> _BRIEF_
Copy the part of the material that opens with the line containing "sidebar-item-label: 学习管理 xyxy=(46,64,90,77)" and closes with the line containing "nav-learning-center-label: 学习中心 xyxy=(420,16,469,31)", keeping both of those lines. Reproduce each line character for character and include nothing else.

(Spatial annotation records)
= = = = = = =
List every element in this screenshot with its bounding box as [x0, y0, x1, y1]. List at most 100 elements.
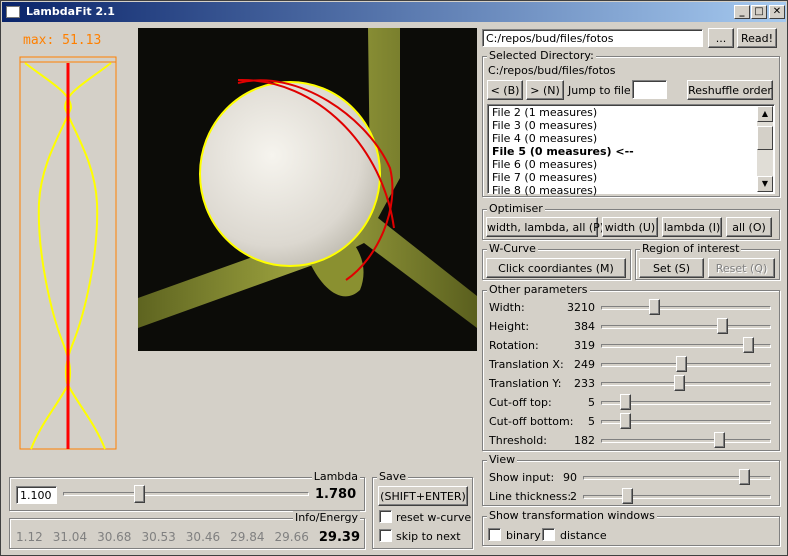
reshuffle-button[interactable]: Reshuffle order — [687, 80, 773, 100]
close-button[interactable]: ✕ — [769, 5, 785, 19]
w-curve-right — [63, 62, 112, 450]
param-slider-track[interactable] — [601, 306, 771, 310]
file-list-item[interactable]: File 4 (0 measures) — [489, 132, 757, 145]
energy-value: 29.84 — [230, 530, 265, 544]
browse-button[interactable]: ... — [708, 28, 734, 48]
param-slider-thumb[interactable] — [738, 469, 750, 485]
scroll-up-icon[interactable]: ▲ — [757, 106, 773, 122]
distance-checkbox[interactable] — [542, 528, 555, 541]
maximize-button[interactable]: □ — [751, 5, 767, 19]
lambda-slider-track[interactable] — [63, 492, 309, 496]
param-slider-thumb[interactable] — [742, 337, 754, 353]
param-slider-thumb[interactable] — [717, 318, 729, 334]
file-list-item[interactable]: File 7 (0 measures) — [489, 171, 757, 184]
param-slider-thumb[interactable] — [648, 299, 660, 315]
param-value: 2 — [570, 490, 577, 503]
selected-directory-title: Selected Directory: — [487, 49, 596, 62]
w-curve-plot — [19, 56, 117, 450]
param-label: Width: — [489, 301, 525, 314]
param-slider-thumb[interactable] — [675, 356, 687, 372]
path-input-value: C:/repos/bud/files/fotos — [486, 32, 614, 45]
title-bar[interactable]: LambdaFit 2.1 _ □ ✕ — [2, 2, 786, 22]
save-button[interactable]: (SHIFT+ENTER) — [378, 486, 468, 506]
file-list-item[interactable]: File 2 (1 measures) — [489, 106, 757, 119]
click-coordinates-button[interactable]: Click coordiantes (M) — [486, 258, 626, 278]
lambda-title: Lambda — [311, 470, 360, 483]
energy-value: 31.04 — [52, 530, 88, 544]
param-slider-track[interactable] — [601, 325, 771, 329]
param-label: Rotation: — [489, 339, 539, 352]
binary-label: binary — [506, 529, 541, 542]
image-view[interactable] — [138, 28, 477, 351]
wcurve-title: W-Curve — [487, 242, 538, 255]
info-energy-title: Info/Energy — [292, 511, 360, 524]
jump-to-file-input[interactable] — [632, 80, 667, 99]
next-file-button[interactable]: > (N) — [526, 80, 564, 100]
app-window: LambdaFit 2.1 _ □ ✕ max: 51.13 C:/repos/… — [0, 0, 788, 556]
scroll-thumb[interactable] — [757, 126, 773, 150]
file-list-item[interactable]: File 3 (0 measures) — [489, 119, 757, 132]
optimise-o-button[interactable]: all (O) — [726, 217, 772, 237]
selected-directory-path: C:/repos/bud/files/fotos — [488, 64, 616, 77]
param-slider-thumb[interactable] — [713, 432, 725, 448]
energy-value: 30.53 — [141, 530, 176, 544]
file-list-item[interactable]: File 5 (0 measures) <-- — [489, 145, 757, 158]
read-button[interactable]: Read! — [737, 28, 777, 48]
energy-current: 29.39 — [318, 530, 360, 545]
param-slider-thumb[interactable] — [621, 488, 633, 504]
param-slider-track[interactable] — [601, 439, 771, 443]
path-input[interactable]: C:/repos/bud/files/fotos — [482, 29, 703, 47]
save-title: Save — [377, 470, 409, 483]
param-slider-thumb[interactable] — [674, 375, 686, 391]
energy-value: 29.66 — [274, 530, 309, 544]
optimise-all-button[interactable]: width, lambda, all (P) — [486, 217, 604, 237]
max-label: max: 51.13 — [23, 33, 102, 48]
param-label: Translation X: — [489, 358, 564, 371]
view-title: View — [487, 453, 518, 466]
reset-wcurve-label: reset w-curve — [396, 511, 472, 524]
param-slider-thumb[interactable] — [620, 394, 632, 410]
energy-value: 30.68 — [97, 530, 132, 544]
minimize-button[interactable]: _ — [734, 5, 750, 19]
lambda-slider-thumb[interactable] — [133, 485, 145, 503]
param-value: 233 — [574, 377, 595, 390]
optimise-lambda-button[interactable]: lambda (I) — [662, 217, 722, 237]
window-title: LambdaFit 2.1 — [26, 5, 115, 18]
distance-label: distance — [560, 529, 607, 542]
scroll-down-icon[interactable]: ▼ — [757, 176, 773, 192]
param-value: 3210 — [567, 301, 595, 314]
param-slider-track[interactable] — [583, 495, 771, 499]
optimiser-title: Optimiser — [487, 202, 545, 215]
skip-to-next-checkbox[interactable] — [379, 529, 392, 542]
energy-value: 1.12 — [16, 530, 43, 544]
w-curve-left — [24, 62, 73, 450]
binary-checkbox[interactable] — [488, 528, 501, 541]
param-slider-thumb[interactable] — [620, 413, 632, 429]
file-list-scrollbar[interactable]: ▲ ▼ — [757, 106, 773, 192]
file-list-item[interactable]: File 6 (0 measures) — [489, 158, 757, 171]
roi-reset-button: Reset (Q) — [708, 258, 775, 278]
param-value: 182 — [574, 434, 595, 447]
optimise-width-button[interactable]: width (U) — [602, 217, 658, 237]
lambda-value: 1.780 — [315, 487, 357, 502]
transform-windows-title: Show transformation windows — [487, 509, 657, 522]
roi-set-button[interactable]: Set (S) — [639, 258, 704, 278]
param-label: Threshold: — [489, 434, 547, 447]
param-value: 319 — [574, 339, 595, 352]
jump-to-file-label: Jump to file: — [568, 84, 635, 97]
app-icon — [6, 6, 20, 18]
file-list-items: File 2 (1 measures) File 3 (0 measures) Fi… — [489, 106, 757, 197]
file-list[interactable]: File 2 (1 measures) File 3 (0 measures) Fi… — [487, 104, 775, 197]
param-value: 90 — [563, 471, 577, 484]
param-value: 249 — [574, 358, 595, 371]
roi-title: Region of interest — [640, 242, 742, 255]
skip-to-next-label: skip to next — [396, 530, 461, 543]
param-value: 384 — [574, 320, 595, 333]
param-slider-track[interactable] — [601, 382, 771, 386]
param-value: 5 — [588, 415, 595, 428]
param-label: Cut-off top: — [489, 396, 552, 409]
lambda-input[interactable]: 1.100 — [16, 486, 57, 504]
file-list-item[interactable]: File 8 (0 measures) — [489, 184, 757, 197]
prev-file-button[interactable]: < (B) — [487, 80, 523, 100]
reset-wcurve-checkbox[interactable] — [379, 510, 392, 523]
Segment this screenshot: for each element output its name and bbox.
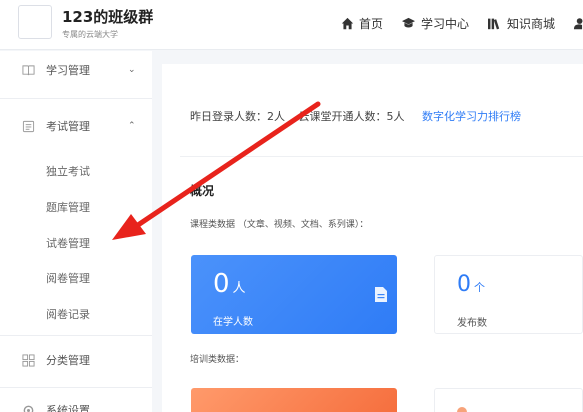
sidebar-item-label: 学习管理 xyxy=(46,64,90,77)
sidebar-item-system-settings[interactable]: 系统设置 xyxy=(0,403,152,412)
sidebar-item-exam-management[interactable]: 考试管理 ⌃ xyxy=(0,119,152,133)
nav-home[interactable]: 首页 xyxy=(341,15,383,32)
nav-user[interactable] xyxy=(573,17,583,30)
learners-card[interactable]: 0人 在学人数 xyxy=(191,255,397,334)
learners-count: 0人 xyxy=(213,269,246,304)
nav-knowledge-mall-label: 知识商城 xyxy=(506,16,555,31)
nav-knowledge-mall[interactable]: 知识商城 xyxy=(487,15,555,32)
sidebar: 学习管理 ⌄ 考试管理 ⌃ 独立考试 题库管理 试卷管理 阅卷管理 阅卷记录 分… xyxy=(0,51,152,412)
training-card-secondary[interactable] xyxy=(434,388,583,412)
learning-rank-link[interactable]: 数字化学习力排行榜 xyxy=(422,110,521,123)
sidebar-item-grading-management[interactable]: 阅卷管理 xyxy=(46,270,90,286)
training-card[interactable] xyxy=(191,388,397,412)
home-icon xyxy=(341,17,354,29)
sidebar-item-label: 分类管理 xyxy=(46,354,90,367)
book-icon xyxy=(22,65,35,76)
books-icon xyxy=(487,18,500,29)
overview-title: 概况 xyxy=(190,184,215,198)
chevron-down-icon: ⌄ xyxy=(128,65,136,75)
cloud-count-label: 云课堂开通人数： xyxy=(298,110,387,123)
login-count-label: 昨日登录人数： xyxy=(190,110,267,123)
cloud-count-value: 5人 xyxy=(386,110,405,123)
nav-learning-center-label: 学习中心 xyxy=(420,16,469,31)
group-logo[interactable] xyxy=(18,5,52,39)
sidebar-item-category-management[interactable]: 分类管理 xyxy=(0,353,152,367)
training-data-caption: 培训类数据： xyxy=(190,355,245,365)
grid-icon xyxy=(22,354,35,367)
group-subtitle: 专属的云端大学 xyxy=(62,30,118,39)
published-count: 0个 xyxy=(457,270,485,303)
published-count-unit: 个 xyxy=(474,281,485,294)
course-data-caption: 课程类数据 （文章、视频、文档、系列课）： xyxy=(190,220,369,230)
group-title: 123的班级群 xyxy=(62,8,154,26)
published-count-value: 0 xyxy=(457,272,471,297)
sidebar-item-question-bank[interactable]: 题库管理 xyxy=(46,199,90,215)
top-nav: 首页 学习中心 知识商城 xyxy=(341,0,583,46)
main-panel: 昨日登录人数：2人 云课堂开通人数：5人 数字化学习力排行榜 概况 课程类数据 … xyxy=(162,64,583,412)
published-label: 发布数 xyxy=(457,318,487,329)
gear-icon xyxy=(23,405,34,412)
content-divider xyxy=(180,156,583,157)
sidebar-item-independent-exam[interactable]: 独立考试 xyxy=(46,163,90,179)
learners-label: 在学人数 xyxy=(213,317,253,328)
sidebar-divider xyxy=(0,387,152,388)
nav-home-label: 首页 xyxy=(358,16,383,31)
graduation-cap-icon xyxy=(401,17,415,27)
learners-count-unit: 人 xyxy=(232,281,246,296)
sidebar-item-learning-management[interactable]: 学习管理 ⌄ xyxy=(0,63,152,77)
document-icon xyxy=(375,287,387,302)
login-count-value: 2人 xyxy=(267,110,285,123)
sidebar-item-label: 考试管理 xyxy=(46,120,90,133)
sidebar-item-paper-management[interactable]: 试卷管理 xyxy=(46,235,90,251)
sidebar-divider xyxy=(0,335,152,336)
stats-line: 昨日登录人数：2人 云课堂开通人数：5人 数字化学习力排行榜 xyxy=(190,108,521,124)
published-card[interactable]: 0个 发布数 xyxy=(434,255,583,334)
nav-learning-center[interactable]: 学习中心 xyxy=(401,15,469,32)
sidebar-item-label: 系统设置 xyxy=(46,404,90,412)
top-header: 123的班级群 专属的云端大学 首页 学习中心 知识商城 xyxy=(0,0,583,50)
training-indicator-icon xyxy=(457,407,467,412)
exam-icon xyxy=(22,120,35,133)
sidebar-item-grading-records[interactable]: 阅卷记录 xyxy=(46,306,90,322)
learners-count-value: 0 xyxy=(213,269,230,299)
user-icon xyxy=(573,17,583,29)
chevron-up-icon: ⌃ xyxy=(128,121,136,131)
sidebar-divider xyxy=(0,98,152,99)
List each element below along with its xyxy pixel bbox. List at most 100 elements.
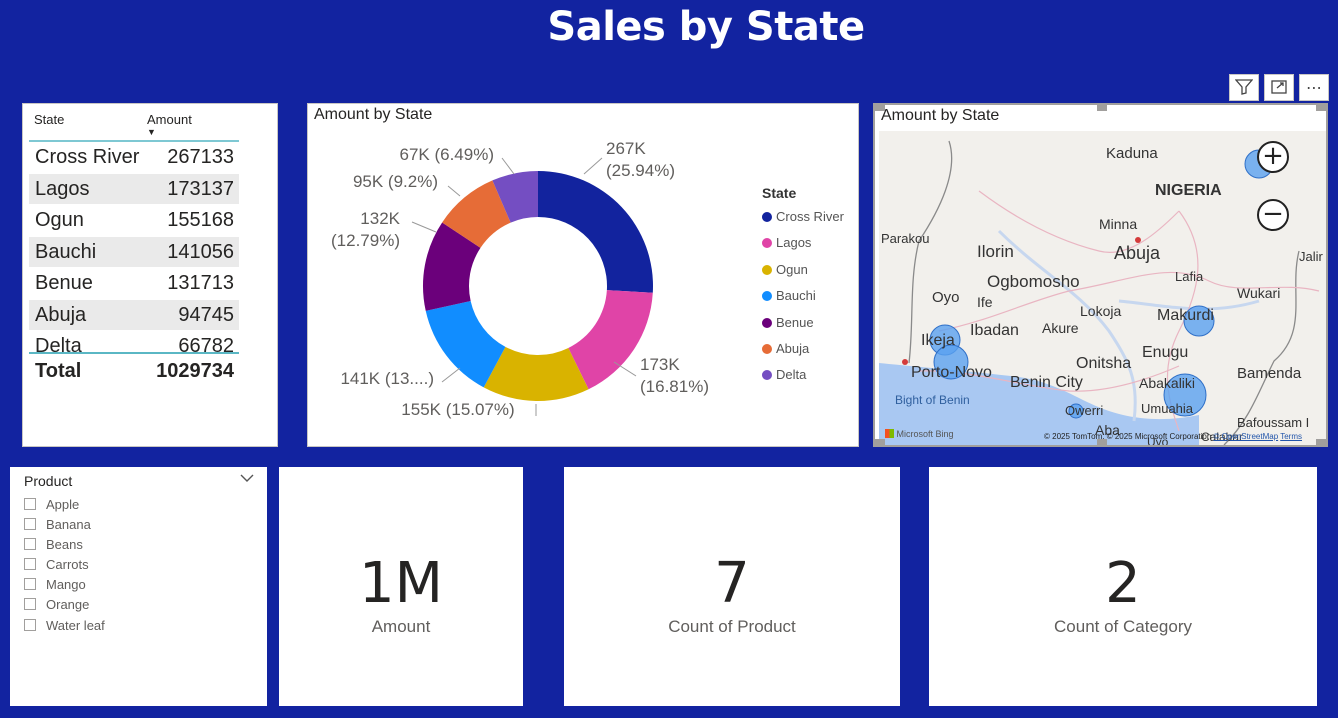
legend-item[interactable]: Benue: [762, 313, 844, 339]
slicer-title: Product: [24, 473, 73, 489]
data-label: 67K (6.49%): [400, 145, 495, 164]
legend-item[interactable]: Abuja: [762, 339, 844, 365]
city-label: Jalir: [1299, 249, 1323, 264]
terms-link[interactable]: Terms: [1280, 432, 1302, 441]
checkbox[interactable]: [24, 538, 36, 551]
table-row[interactable]: Benue 131713: [29, 268, 239, 300]
city-label: Ogbomosho: [987, 272, 1080, 291]
city-label: Ikeja: [921, 332, 955, 349]
kpi-value: 2: [1105, 551, 1141, 616]
legend-item[interactable]: Bauchi: [762, 286, 844, 312]
data-label: 155K (15.07%): [401, 400, 514, 419]
table-row[interactable]: Lagos 173137: [29, 173, 239, 205]
table-row[interactable]: Ogun 155168: [29, 205, 239, 237]
resize-handle[interactable]: [875, 105, 885, 111]
table-row[interactable]: Abuja 94745: [29, 299, 239, 331]
cell-state: Ogun: [35, 209, 84, 231]
donut-chart-card[interactable]: Amount by State 267K (25.94%) 173K (16.81%)…: [307, 103, 859, 447]
legend-item[interactable]: Ogun: [762, 260, 844, 286]
slicer-item[interactable]: Apple: [24, 495, 105, 515]
kpi-label: Count of Product: [668, 617, 796, 636]
checkbox[interactable]: [24, 578, 36, 591]
legend-marker: [762, 291, 772, 302]
kpi-card-amount[interactable]: 1M Amount: [279, 467, 523, 706]
zoom-out-button[interactable]: −: [1257, 199, 1289, 231]
legend-item[interactable]: Delta: [762, 365, 844, 391]
slicer-item[interactable]: Beans: [24, 535, 105, 555]
legend-item[interactable]: Lagos: [762, 233, 844, 259]
openstreetmap-link[interactable]: © OpenStreetMap: [1214, 432, 1279, 441]
state-amount-table[interactable]: State Amount ▼ Cross River 267133 Lagos 17…: [22, 103, 278, 447]
checkbox[interactable]: [24, 498, 36, 510]
page-title: Sales by State: [547, 4, 865, 50]
map-canvas[interactable]: Kaduna NIGERIA Minna Abuja Parakou Ilori…: [879, 131, 1326, 445]
resize-handle[interactable]: [1316, 105, 1326, 111]
map-visual-card[interactable]: Amount by State Kaduna NIGERIA Minna Abu…: [873, 103, 1328, 447]
kpi-label: Count of Category: [1054, 617, 1192, 636]
more-options-icon[interactable]: ⋯: [1299, 74, 1329, 101]
focus-mode-icon[interactable]: [1264, 74, 1294, 101]
resize-handle[interactable]: [1316, 439, 1326, 445]
sort-descending-icon: ▼: [147, 127, 156, 137]
data-label-leader: [447, 185, 461, 197]
table-row[interactable]: Bauchi 141056: [29, 236, 239, 268]
zoom-in-button[interactable]: +: [1257, 141, 1289, 173]
bing-icon: [885, 429, 894, 438]
city-label: Oyo: [932, 289, 960, 306]
kpi-value: 7: [714, 551, 750, 616]
city-label: Enugu: [1142, 344, 1189, 361]
city-label: Porto-Novo: [911, 364, 992, 381]
bing-label: Microsoft Bing: [896, 429, 954, 439]
chart-legend: State Cross River Lagos Ogun Bauchi Benue Abu…: [762, 185, 844, 392]
checkbox[interactable]: [24, 558, 36, 571]
kpi-card-count-of-product[interactable]: 7 Count of Product: [564, 467, 900, 706]
cell-amount: 141056: [167, 240, 234, 263]
chevron-down-icon[interactable]: [240, 471, 254, 487]
checkbox[interactable]: [24, 518, 36, 531]
table-header: State Amount ▼: [29, 112, 239, 142]
slicer-item-label: Water leaf: [46, 617, 105, 633]
legend-item[interactable]: Cross River: [762, 207, 844, 233]
legend-marker: [762, 317, 772, 328]
total-label: Total: [35, 360, 82, 382]
filter-icon[interactable]: [1229, 74, 1259, 101]
city-label: Bamenda: [1237, 365, 1302, 382]
resize-handle[interactable]: [875, 439, 885, 445]
table-row[interactable]: Cross River 267133: [29, 142, 239, 174]
donut-slice-cross-river[interactable]: [538, 171, 653, 293]
legend-label: Benue: [776, 314, 814, 330]
legend-marker: [762, 238, 772, 249]
cell-state: Abuja: [35, 303, 87, 326]
checkbox[interactable]: [24, 618, 36, 631]
slicer-item[interactable]: Banana: [24, 515, 105, 535]
legend-marker: [762, 212, 772, 222]
table-total-row: Total 1029734: [29, 352, 239, 388]
slicer-item-label: Beans: [46, 537, 83, 553]
resize-handle[interactable]: [1097, 439, 1107, 445]
slicer-item[interactable]: Orange: [24, 595, 105, 615]
slicer-item[interactable]: Mango: [24, 575, 105, 595]
product-slicer[interactable]: Product Apple Banana Beans Carrots Mango…: [10, 467, 267, 706]
data-label: 141K (13....): [340, 369, 434, 388]
cell-state: Cross River: [35, 146, 140, 168]
city-label: Ife: [977, 294, 993, 310]
data-label: 95K (9.2%): [353, 172, 438, 191]
city-label: Abuja: [1114, 243, 1161, 263]
column-header-state[interactable]: State: [34, 112, 64, 127]
microsoft-bing-logo: Microsoft Bing: [885, 429, 954, 439]
column-header-amount[interactable]: Amount: [147, 112, 192, 127]
city-label: Benin City: [1010, 374, 1083, 391]
kpi-label: Amount: [371, 617, 431, 636]
checkbox[interactable]: [24, 598, 36, 611]
cell-state: Lagos: [35, 177, 90, 200]
cell-amount: 267133: [167, 146, 234, 168]
data-label: (12.79%): [331, 231, 400, 250]
kpi-card-count-of-category[interactable]: 2 Count of Category: [929, 467, 1317, 706]
legend-label: Abuja: [776, 340, 810, 356]
total-amount: 1029734: [156, 360, 234, 382]
city-label: Onitsha: [1076, 355, 1132, 372]
cell-state: Bauchi: [35, 240, 97, 263]
slicer-item[interactable]: Carrots: [24, 555, 105, 575]
resize-handle[interactable]: [1097, 105, 1107, 111]
slicer-item[interactable]: Water leaf: [24, 616, 105, 636]
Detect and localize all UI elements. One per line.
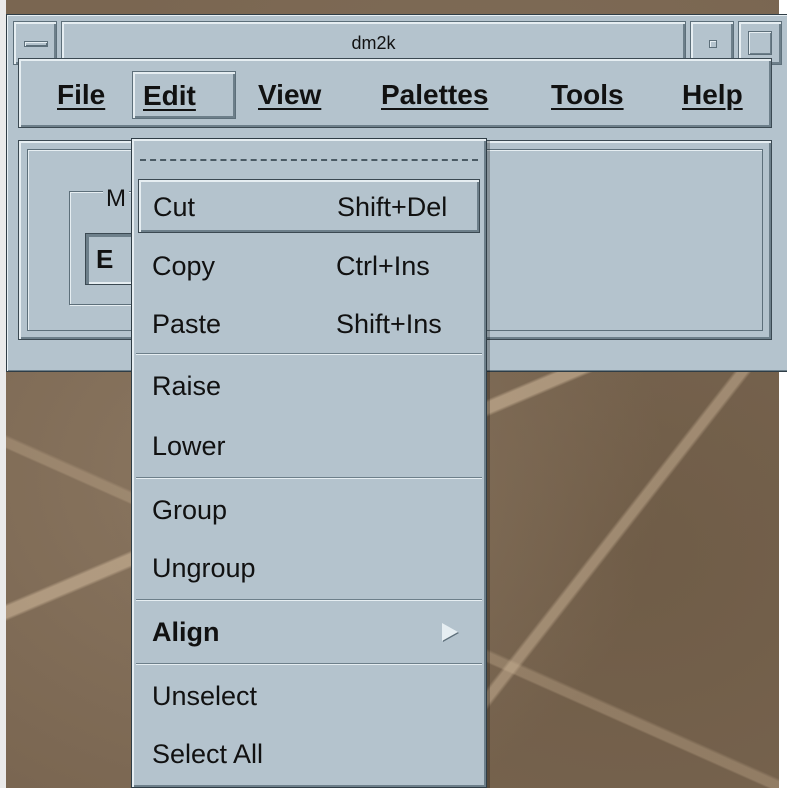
= = = = = = =
> _ANSWER TO THIS TASK_
sidebar-item-label: 学习管理 xyxy=(46,64,90,77)
sidebar-item-system-settings[interactable]: 系统设置 xyxy=(0,403,152,412)
sidebar-item-exam-management[interactable]: 考试管理 ⌃ xyxy=(0,119,152,133)
nav-home[interactable]: 首页 xyxy=(341,15,383,32)
nav-user[interactable] xyxy=(573,17,583,30)
learners-card[interactable]: 0人 在学人数 xyxy=(191,255,397,334)
learners-count: 0人 xyxy=(213,269,246,304)
nav-knowledge-mall-label: 知识商城 xyxy=(506,16,555,31)
nav-knowledge-mall[interactable]: 知识商城 xyxy=(487,15,555,32)
sidebar: 学习管理 ⌄ 考试管理 ⌃ 独立考试 题库管理 试卷管理 阅卷管理 阅卷记录 分… xyxy=(0,51,152,412)
training-card-secondary[interactable] xyxy=(434,388,583,412)
learning-rank-link[interactable]: 数字化学习力排行榜 xyxy=(422,110,521,123)
sidebar-item-grading-management[interactable]: 阅卷管理 xyxy=(46,270,90,286)
training-card[interactable] xyxy=(191,388,397,412)
home-icon xyxy=(341,17,354,29)
sidebar-item-label: 分类管理 xyxy=(46,354,90,367)
book-icon xyxy=(22,65,35,76)
books-icon xyxy=(487,18,500,29)
overview-title: 概况 xyxy=(190,184,215,198)
chevron-down-icon: ⌄ xyxy=(128,65,136,75)
cloud-count-label: 云课堂开通人数： xyxy=(298,110,387,123)
login-count-label: 昨日登录人数： xyxy=(190,110,267,123)
cloud-count-value: 5人 xyxy=(386,110,405,123)
nav-learning-center-label: 学习中心 xyxy=(420,16,469,31)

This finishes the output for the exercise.